## Problem
Can you pull out each line of the data below that includes the word "Столы"?
begin Extracted entries
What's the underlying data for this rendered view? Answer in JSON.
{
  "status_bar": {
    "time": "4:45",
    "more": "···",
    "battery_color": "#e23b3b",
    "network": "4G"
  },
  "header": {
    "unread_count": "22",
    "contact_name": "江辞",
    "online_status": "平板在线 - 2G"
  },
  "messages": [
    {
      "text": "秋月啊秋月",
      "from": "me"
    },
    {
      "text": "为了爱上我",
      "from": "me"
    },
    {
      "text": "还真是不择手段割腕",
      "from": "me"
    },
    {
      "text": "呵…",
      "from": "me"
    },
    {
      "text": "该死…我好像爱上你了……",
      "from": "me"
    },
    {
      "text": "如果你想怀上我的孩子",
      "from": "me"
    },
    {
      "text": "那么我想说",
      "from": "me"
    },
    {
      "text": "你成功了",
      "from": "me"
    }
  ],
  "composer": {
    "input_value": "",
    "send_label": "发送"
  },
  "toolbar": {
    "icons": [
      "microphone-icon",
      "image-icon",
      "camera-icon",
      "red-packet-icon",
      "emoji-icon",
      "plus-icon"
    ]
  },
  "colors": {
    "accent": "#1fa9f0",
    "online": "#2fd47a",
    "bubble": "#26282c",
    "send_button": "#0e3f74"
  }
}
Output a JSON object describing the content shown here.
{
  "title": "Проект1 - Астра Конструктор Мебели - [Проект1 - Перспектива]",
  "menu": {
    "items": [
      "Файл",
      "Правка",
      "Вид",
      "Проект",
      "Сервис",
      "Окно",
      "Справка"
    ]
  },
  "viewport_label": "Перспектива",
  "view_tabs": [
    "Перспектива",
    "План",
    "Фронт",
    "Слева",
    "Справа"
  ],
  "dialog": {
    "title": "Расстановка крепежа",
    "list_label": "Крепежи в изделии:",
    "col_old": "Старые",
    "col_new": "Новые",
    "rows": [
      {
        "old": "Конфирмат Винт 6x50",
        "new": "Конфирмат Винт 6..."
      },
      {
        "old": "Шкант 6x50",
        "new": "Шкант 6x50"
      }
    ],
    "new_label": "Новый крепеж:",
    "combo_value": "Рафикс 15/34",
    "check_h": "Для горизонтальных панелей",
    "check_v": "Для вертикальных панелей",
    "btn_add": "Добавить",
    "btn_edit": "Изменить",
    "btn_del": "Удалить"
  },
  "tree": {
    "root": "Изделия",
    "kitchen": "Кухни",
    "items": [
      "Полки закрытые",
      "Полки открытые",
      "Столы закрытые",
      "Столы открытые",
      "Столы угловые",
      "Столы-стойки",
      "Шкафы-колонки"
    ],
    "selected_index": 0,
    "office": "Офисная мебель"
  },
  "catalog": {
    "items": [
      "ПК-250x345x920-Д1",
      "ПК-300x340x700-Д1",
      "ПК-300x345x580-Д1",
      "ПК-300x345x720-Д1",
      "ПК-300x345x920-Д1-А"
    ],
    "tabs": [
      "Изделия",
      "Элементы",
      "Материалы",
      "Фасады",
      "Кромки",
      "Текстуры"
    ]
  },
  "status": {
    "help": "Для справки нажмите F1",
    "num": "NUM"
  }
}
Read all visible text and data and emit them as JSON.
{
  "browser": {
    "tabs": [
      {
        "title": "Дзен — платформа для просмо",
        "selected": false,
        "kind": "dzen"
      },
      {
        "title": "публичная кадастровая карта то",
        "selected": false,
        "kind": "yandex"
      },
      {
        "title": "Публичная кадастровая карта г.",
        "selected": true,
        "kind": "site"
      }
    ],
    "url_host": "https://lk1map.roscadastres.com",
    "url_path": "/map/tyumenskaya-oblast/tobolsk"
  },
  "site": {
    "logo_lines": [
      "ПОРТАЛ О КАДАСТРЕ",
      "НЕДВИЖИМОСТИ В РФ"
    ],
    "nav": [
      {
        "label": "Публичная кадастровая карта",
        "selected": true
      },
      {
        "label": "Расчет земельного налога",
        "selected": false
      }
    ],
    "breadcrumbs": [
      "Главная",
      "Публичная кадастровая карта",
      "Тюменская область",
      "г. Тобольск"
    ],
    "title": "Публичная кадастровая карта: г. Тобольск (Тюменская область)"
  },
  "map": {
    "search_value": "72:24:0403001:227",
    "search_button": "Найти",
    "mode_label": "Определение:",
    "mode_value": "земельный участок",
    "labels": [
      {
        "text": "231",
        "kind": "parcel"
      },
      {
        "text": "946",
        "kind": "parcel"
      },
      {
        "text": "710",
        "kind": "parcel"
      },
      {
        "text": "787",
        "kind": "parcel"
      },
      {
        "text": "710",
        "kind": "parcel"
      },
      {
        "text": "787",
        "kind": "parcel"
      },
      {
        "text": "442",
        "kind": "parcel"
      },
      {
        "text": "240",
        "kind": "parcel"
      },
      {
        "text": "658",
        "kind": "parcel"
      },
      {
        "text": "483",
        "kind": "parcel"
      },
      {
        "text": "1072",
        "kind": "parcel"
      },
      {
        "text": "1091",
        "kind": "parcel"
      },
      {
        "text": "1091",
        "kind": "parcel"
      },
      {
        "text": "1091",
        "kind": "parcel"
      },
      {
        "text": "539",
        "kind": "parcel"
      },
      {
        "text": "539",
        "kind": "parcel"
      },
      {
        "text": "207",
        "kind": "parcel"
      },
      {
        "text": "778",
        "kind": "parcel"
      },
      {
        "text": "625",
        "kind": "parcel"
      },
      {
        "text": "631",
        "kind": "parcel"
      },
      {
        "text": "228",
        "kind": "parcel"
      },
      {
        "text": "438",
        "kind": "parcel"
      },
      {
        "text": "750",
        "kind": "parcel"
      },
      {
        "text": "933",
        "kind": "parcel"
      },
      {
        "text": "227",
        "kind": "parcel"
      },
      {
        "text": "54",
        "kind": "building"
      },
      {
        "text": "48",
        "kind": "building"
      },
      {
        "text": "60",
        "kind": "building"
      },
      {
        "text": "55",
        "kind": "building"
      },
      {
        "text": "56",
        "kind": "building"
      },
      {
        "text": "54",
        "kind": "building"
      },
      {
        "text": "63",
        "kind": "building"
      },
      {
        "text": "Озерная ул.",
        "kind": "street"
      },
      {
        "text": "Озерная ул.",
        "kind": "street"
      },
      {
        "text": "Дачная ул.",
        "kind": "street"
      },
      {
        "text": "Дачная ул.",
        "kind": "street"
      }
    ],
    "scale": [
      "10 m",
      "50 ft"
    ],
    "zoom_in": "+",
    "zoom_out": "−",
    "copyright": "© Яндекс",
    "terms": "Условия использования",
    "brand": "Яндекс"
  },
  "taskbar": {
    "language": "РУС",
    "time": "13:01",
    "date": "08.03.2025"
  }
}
end Extracted entries
## Result
      "Столы закрытые",
      "Столы открытые",
      "Столы угловые",
      "Столы-стойки",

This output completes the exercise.